WHAT YOU HAVE TO DO ▸ Reproduce word for word everything from the first line of the items down to the line containing "- info-icon[interactable]: [1123, 608, 1143, 628]", with both of those lines included.

☆ ☆ ☆ ☆ ☆

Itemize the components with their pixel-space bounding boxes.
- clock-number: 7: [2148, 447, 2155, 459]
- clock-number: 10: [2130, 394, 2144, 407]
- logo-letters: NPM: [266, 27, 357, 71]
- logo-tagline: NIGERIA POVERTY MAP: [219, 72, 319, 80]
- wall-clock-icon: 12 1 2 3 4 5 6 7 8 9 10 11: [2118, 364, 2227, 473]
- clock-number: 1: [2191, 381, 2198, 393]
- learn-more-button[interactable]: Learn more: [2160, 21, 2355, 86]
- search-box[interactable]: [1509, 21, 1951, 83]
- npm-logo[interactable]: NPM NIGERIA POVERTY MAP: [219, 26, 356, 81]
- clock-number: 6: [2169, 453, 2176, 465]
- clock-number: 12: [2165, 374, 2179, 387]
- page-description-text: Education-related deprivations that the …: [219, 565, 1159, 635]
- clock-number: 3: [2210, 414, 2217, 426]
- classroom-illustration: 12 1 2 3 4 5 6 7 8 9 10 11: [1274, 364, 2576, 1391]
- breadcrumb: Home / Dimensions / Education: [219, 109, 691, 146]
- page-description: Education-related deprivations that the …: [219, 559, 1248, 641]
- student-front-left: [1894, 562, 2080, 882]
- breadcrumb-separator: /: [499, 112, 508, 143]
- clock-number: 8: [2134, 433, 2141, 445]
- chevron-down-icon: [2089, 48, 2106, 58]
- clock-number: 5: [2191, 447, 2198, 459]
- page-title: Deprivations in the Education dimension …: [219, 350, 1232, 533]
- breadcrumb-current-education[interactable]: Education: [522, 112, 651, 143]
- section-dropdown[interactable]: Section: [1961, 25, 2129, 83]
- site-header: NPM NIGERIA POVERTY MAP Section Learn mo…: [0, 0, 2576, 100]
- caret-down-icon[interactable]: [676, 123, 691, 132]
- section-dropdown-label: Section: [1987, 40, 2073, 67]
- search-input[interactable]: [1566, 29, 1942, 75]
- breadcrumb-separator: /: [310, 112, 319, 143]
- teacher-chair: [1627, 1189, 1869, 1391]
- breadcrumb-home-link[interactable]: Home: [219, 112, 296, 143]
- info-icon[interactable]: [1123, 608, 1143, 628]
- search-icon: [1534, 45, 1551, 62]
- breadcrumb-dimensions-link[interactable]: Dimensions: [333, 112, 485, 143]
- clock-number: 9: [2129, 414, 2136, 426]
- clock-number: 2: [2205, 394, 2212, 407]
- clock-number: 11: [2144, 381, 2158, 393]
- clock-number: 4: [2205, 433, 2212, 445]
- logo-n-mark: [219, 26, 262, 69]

☆ ☆ ☆ ☆ ☆

TASK RESPONSE ▸
Itemize the components with their pixel-space bounding boxes.
- clock-number: 7: [2148, 447, 2155, 459]
- clock-number: 10: [2130, 394, 2144, 407]
- logo-letters: NPM: [266, 27, 357, 71]
- logo-tagline: NIGERIA POVERTY MAP: [219, 72, 319, 80]
- wall-clock-icon: 12 1 2 3 4 5 6 7 8 9 10 11: [2118, 364, 2227, 473]
- clock-number: 1: [2191, 381, 2198, 393]
- learn-more-button[interactable]: Learn more: [2160, 21, 2355, 86]
- search-box[interactable]: [1509, 21, 1951, 83]
- npm-logo[interactable]: NPM NIGERIA POVERTY MAP: [219, 26, 356, 81]
- clock-number: 6: [2169, 453, 2176, 465]
- clock-number: 12: [2165, 374, 2179, 387]
- page-description-text: Education-related deprivations that the …: [219, 565, 1159, 635]
- clock-number: 3: [2210, 414, 2217, 426]
- classroom-illustration: 12 1 2 3 4 5 6 7 8 9 10 11: [1274, 364, 2576, 1391]
- breadcrumb: Home / Dimensions / Education: [219, 109, 691, 146]
- page-description: Education-related deprivations that the …: [219, 559, 1248, 641]
- student-front-left: [1894, 562, 2080, 882]
- breadcrumb-separator: /: [499, 112, 508, 143]
- clock-number: 8: [2134, 433, 2141, 445]
- chevron-down-icon: [2089, 48, 2106, 58]
- clock-number: 5: [2191, 447, 2198, 459]
- page-title: Deprivations in the Education dimension …: [219, 350, 1232, 533]
- breadcrumb-current-education[interactable]: Education: [522, 112, 651, 143]
- section-dropdown[interactable]: Section: [1961, 25, 2129, 83]
- site-header: NPM NIGERIA POVERTY MAP Section Learn mo…: [0, 0, 2576, 100]
- caret-down-icon[interactable]: [676, 123, 691, 132]
- section-dropdown-label: Section: [1987, 40, 2073, 67]
- search-input[interactable]: [1566, 29, 1942, 75]
- breadcrumb-separator: /: [310, 112, 319, 143]
- teacher-chair: [1627, 1189, 1869, 1391]
- breadcrumb-home-link[interactable]: Home: [219, 112, 296, 143]
- info-icon[interactable]: [1123, 608, 1143, 628]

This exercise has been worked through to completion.